▶ _REQUEST_
Reproduce all of the records below verbatim, keeping every line in its original order.

▶ _MATERIAL_
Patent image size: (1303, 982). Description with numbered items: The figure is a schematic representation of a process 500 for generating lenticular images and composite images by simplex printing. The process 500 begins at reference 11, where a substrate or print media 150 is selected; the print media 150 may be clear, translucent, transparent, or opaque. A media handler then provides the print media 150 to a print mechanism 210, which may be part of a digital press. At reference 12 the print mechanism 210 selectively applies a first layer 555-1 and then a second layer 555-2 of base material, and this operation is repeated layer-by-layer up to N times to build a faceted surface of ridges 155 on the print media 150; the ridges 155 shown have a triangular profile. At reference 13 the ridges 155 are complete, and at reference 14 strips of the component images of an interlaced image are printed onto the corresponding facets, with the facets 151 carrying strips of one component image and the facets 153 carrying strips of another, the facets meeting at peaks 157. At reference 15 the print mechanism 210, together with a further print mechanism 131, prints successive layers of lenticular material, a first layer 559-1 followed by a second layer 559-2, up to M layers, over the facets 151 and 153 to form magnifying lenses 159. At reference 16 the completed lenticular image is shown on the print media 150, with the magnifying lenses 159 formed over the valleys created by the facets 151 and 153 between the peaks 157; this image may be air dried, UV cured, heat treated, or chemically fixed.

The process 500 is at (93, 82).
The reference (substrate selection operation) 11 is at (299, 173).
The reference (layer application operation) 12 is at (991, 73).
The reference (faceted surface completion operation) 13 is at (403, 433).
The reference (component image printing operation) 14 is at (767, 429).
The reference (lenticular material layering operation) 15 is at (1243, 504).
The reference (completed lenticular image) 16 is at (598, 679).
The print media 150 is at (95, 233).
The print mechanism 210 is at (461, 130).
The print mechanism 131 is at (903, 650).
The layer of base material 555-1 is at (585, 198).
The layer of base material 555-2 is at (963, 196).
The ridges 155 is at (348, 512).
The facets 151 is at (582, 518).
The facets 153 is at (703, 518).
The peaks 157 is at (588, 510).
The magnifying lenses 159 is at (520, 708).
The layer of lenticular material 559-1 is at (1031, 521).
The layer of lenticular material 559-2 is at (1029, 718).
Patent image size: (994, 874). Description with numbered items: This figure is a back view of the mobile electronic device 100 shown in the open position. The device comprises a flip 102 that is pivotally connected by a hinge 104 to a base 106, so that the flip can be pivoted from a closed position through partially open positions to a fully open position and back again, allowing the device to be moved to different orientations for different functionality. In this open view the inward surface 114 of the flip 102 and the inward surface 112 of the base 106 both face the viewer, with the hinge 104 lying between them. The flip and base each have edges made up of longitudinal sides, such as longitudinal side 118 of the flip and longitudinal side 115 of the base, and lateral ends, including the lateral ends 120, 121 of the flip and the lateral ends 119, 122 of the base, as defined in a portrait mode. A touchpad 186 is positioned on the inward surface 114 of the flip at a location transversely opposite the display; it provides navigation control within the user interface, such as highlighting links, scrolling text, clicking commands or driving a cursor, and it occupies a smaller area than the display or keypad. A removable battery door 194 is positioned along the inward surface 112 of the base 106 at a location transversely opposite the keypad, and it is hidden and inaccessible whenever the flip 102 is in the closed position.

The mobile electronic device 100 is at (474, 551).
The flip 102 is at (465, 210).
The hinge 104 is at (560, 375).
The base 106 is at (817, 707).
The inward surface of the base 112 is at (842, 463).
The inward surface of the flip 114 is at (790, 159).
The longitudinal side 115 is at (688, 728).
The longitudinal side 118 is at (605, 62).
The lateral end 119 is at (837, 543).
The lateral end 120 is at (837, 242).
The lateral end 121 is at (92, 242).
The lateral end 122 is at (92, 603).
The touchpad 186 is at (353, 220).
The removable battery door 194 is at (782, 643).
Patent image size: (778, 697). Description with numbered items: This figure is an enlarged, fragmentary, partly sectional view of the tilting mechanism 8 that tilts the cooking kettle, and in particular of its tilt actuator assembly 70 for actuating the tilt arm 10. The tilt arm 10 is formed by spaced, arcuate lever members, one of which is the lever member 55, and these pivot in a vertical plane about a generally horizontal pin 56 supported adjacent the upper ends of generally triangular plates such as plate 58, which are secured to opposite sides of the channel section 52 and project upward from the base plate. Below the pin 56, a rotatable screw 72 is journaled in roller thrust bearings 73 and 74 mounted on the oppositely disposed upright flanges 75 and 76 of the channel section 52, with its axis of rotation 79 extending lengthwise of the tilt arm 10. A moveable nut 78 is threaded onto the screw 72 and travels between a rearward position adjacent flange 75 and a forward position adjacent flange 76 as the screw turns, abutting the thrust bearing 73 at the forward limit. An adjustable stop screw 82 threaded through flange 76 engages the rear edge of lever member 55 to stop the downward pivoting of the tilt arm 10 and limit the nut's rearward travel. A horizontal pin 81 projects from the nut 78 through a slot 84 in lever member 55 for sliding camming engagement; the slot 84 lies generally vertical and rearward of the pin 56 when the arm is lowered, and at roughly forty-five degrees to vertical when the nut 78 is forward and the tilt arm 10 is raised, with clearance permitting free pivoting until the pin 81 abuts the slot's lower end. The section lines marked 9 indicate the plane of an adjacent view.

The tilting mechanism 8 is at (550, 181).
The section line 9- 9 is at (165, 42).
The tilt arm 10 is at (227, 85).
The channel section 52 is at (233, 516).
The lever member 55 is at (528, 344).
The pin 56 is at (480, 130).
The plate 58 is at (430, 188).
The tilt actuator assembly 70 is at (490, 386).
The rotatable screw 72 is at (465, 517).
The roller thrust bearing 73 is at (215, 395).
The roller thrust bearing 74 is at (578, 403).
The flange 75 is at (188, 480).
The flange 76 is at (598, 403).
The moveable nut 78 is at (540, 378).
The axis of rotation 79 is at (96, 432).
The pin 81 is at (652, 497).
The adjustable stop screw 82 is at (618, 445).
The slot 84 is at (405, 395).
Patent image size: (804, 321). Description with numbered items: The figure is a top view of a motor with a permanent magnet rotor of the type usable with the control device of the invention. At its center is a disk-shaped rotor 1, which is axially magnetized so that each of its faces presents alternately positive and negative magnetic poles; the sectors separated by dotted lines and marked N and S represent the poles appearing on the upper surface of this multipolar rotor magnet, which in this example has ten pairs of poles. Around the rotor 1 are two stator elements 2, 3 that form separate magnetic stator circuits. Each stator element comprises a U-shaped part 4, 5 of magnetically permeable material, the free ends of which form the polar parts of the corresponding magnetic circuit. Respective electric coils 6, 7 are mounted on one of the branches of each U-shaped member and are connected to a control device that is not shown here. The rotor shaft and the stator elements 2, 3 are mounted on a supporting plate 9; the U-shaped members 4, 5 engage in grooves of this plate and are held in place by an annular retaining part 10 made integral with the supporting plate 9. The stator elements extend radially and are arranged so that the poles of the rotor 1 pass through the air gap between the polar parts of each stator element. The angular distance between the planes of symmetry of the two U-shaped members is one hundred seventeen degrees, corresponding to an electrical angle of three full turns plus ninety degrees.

▶ _FINAL RESULT_
Patent image size: (1303, 982). Description with numbered items: The figure is a schematic representation of a process 500 for generating lenticular images and composite images by simplex printing. The process 500 begins at reference 11, where a substrate or print media 150 is selected; the print media 150 may be clear, translucent, transparent, or opaque. A media handler then provides the print media 150 to a print mechanism 210, which may be part of a digital press. At reference 12 the print mechanism 210 selectively applies a first layer 555-1 and then a second layer 555-2 of base material, and this operation is repeated layer-by-layer up to N times to build a faceted surface of ridges 155 on the print media 150; the ridges 155 shown have a triangular profile. At reference 13 the ridges 155 are complete, and at reference 14 strips of the component images of an interlaced image are printed onto the corresponding facets, with the facets 151 carrying strips of one component image and the facets 153 carrying strips of another, the facets meeting at peaks 157. At reference 15 the print mechanism 210, together with a further print mechanism 131, prints successive layers of lenticular material, a first layer 559-1 followed by a second layer 559-2, up to M layers, over the facets 151 and 153 to form magnifying lenses 159. At reference 16 the completed lenticular image is shown on the print media 150, with the magnifying lenses 159 formed over the valleys created by the facets 151 and 153 between the peaks 157; this image may be air dried, UV cured, heat treated, or chemically fixed.

The process 500 is at (93, 82).
The reference (substrate selection operation) 11 is at (299, 173).
The reference (layer application operation) 12 is at (991, 73).
The reference (faceted surface completion operation) 13 is at (403, 433).
The reference (component image printing operation) 14 is at (767, 429).
The reference (lenticular material layering operation) 15 is at (1243, 504).
The reference (completed lenticular image) 16 is at (598, 679).
The print media 150 is at (95, 233).
The print mechanism 210 is at (461, 130).
The print mechanism 131 is at (903, 650).
The layer of base material 555-1 is at (585, 198).
The layer of base material 555-2 is at (963, 196).
The ridges 155 is at (348, 512).
The facets 151 is at (582, 518).
The facets 153 is at (703, 518).
The peaks 157 is at (588, 510).
The magnifying lenses 159 is at (520, 708).
The layer of lenticular material 559-1 is at (1031, 521).
The layer of lenticular material 559-2 is at (1029, 718).
Patent image size: (994, 874). Description with numbered items: This figure is a back view of the mobile electronic device 100 shown in the open position. The device comprises a flip 102 that is pivotally connected by a hinge 104 to a base 106, so that the flip can be pivoted from a closed position through partially open positions to a fully open position and back again, allowing the device to be moved to different orientations for different functionality. In this open view the inward surface 114 of the flip 102 and the inward surface 112 of the base 106 both face the viewer, with the hinge 104 lying between them. The flip and base each have edges made up of longitudinal sides, such as longitudinal side 118 of the flip and longitudinal side 115 of the base, and lateral ends, including the lateral ends 120, 121 of the flip and the lateral ends 119, 122 of the base, as defined in a portrait mode. A touchpad 186 is positioned on the inward surface 114 of the flip at a location transversely opposite the display; it provides navigation control within the user interface, such as highlighting links, scrolling text, clicking commands or driving a cursor, and it occupies a smaller area than the display or keypad. A removable battery door 194 is positioned along the inward surface 112 of the base 106 at a location transversely opposite the keypad, and it is hidden and inaccessible whenever the flip 102 is in the closed position.

The mobile electronic device 100 is at (474, 551).
The flip 102 is at (465, 210).
The hinge 104 is at (560, 375).
The base 106 is at (817, 707).
The inward surface of the base 112 is at (842, 463).
The inward surface of the flip 114 is at (790, 159).
The longitudinal side 115 is at (688, 728).
The longitudinal side 118 is at (605, 62).
The lateral end 119 is at (837, 543).
The lateral end 120 is at (837, 242).
The lateral end 121 is at (92, 242).
The lateral end 122 is at (92, 603).
The touchpad 186 is at (353, 220).
The removable battery door 194 is at (782, 643).
Patent image size: (778, 697). Description with numbered items: This figure is an enlarged, fragmentary, partly sectional view of the tilting mechanism 8 that tilts the cooking kettle, and in particular of its tilt actuator assembly 70 for actuating the tilt arm 10. The tilt arm 10 is formed by spaced, arcuate lever members, one of which is the lever member 55, and these pivot in a vertical plane about a generally horizontal pin 56 supported adjacent the upper ends of generally triangular plates such as plate 58, which are secured to opposite sides of the channel section 52 and project upward from the base plate. Below the pin 56, a rotatable screw 72 is journaled in roller thrust bearings 73 and 74 mounted on the oppositely disposed upright flanges 75 and 76 of the channel section 52, with its axis of rotation 79 extending lengthwise of the tilt arm 10. A moveable nut 78 is threaded onto the screw 72 and travels between a rearward position adjacent flange 75 and a forward position adjacent flange 76 as the screw turns, abutting the thrust bearing 73 at the forward limit. An adjustable stop screw 82 threaded through flange 76 engages the rear edge of lever member 55 to stop the downward pivoting of the tilt arm 10 and limit the nut's rearward travel. A horizontal pin 81 projects from the nut 78 through a slot 84 in lever member 55 for sliding camming engagement; the slot 84 lies generally vertical and rearward of the pin 56 when the arm is lowered, and at roughly forty-five degrees to vertical when the nut 78 is forward and the tilt arm 10 is raised, with clearance permitting free pivoting until the pin 81 abuts the slot's lower end. The section lines marked 9 indicate the plane of an adjacent view.

The tilting mechanism 8 is at (550, 181).
The section line 9- 9 is at (165, 42).
The tilt arm 10 is at (227, 85).
The channel section 52 is at (233, 516).
The lever member 55 is at (528, 344).
The pin 56 is at (480, 130).
The plate 58 is at (430, 188).
The tilt actuator assembly 70 is at (490, 386).
The rotatable screw 72 is at (465, 517).
The roller thrust bearing 73 is at (215, 395).
The roller thrust bearing 74 is at (578, 403).
The flange 75 is at (188, 480).
The flange 76 is at (598, 403).
The moveable nut 78 is at (540, 378).
The axis of rotation 79 is at (96, 432).
The pin 81 is at (652, 497).
The adjustable stop screw 82 is at (618, 445).
The slot 84 is at (405, 395).
Patent image size: (804, 321). Description with numbered items: The figure is a top view of a motor with a permanent magnet rotor of the type usable with the control device of the invention. At its center is a disk-shaped rotor 1, which is axially magnetized so that each of its faces presents alternately positive and negative magnetic poles; the sectors separated by dotted lines and marked N and S represent the poles appearing on the upper surface of this multipolar rotor magnet, which in this example has ten pairs of poles. Around the rotor 1 are two stator elements 2, 3 that form separate magnetic stator circuits. Each stator element comprises a U-shaped part 4, 5 of magnetically permeable material, the free ends of which form the polar parts of the corresponding magnetic circuit. Respective electric coils 6, 7 are mounted on one of the branches of each U-shaped member and are connected to a control device that is not shown here. The rotor shaft and the stator elements 2, 3 are mounted on a supporting plate 9; the U-shaped members 4, 5 engage in grooves of this plate and are held in place by an annular retaining part 10 made integral with the supporting plate 9. The stator elements extend radially and are arranged so that the poles of the rotor 1 pass through the air gap between the polar parts of each stator element. The angular distance between the planes of symmetry of the two U-shaped members is one hundred seventeen degrees, corresponding to an electrical angle of three full turns plus ninety degrees.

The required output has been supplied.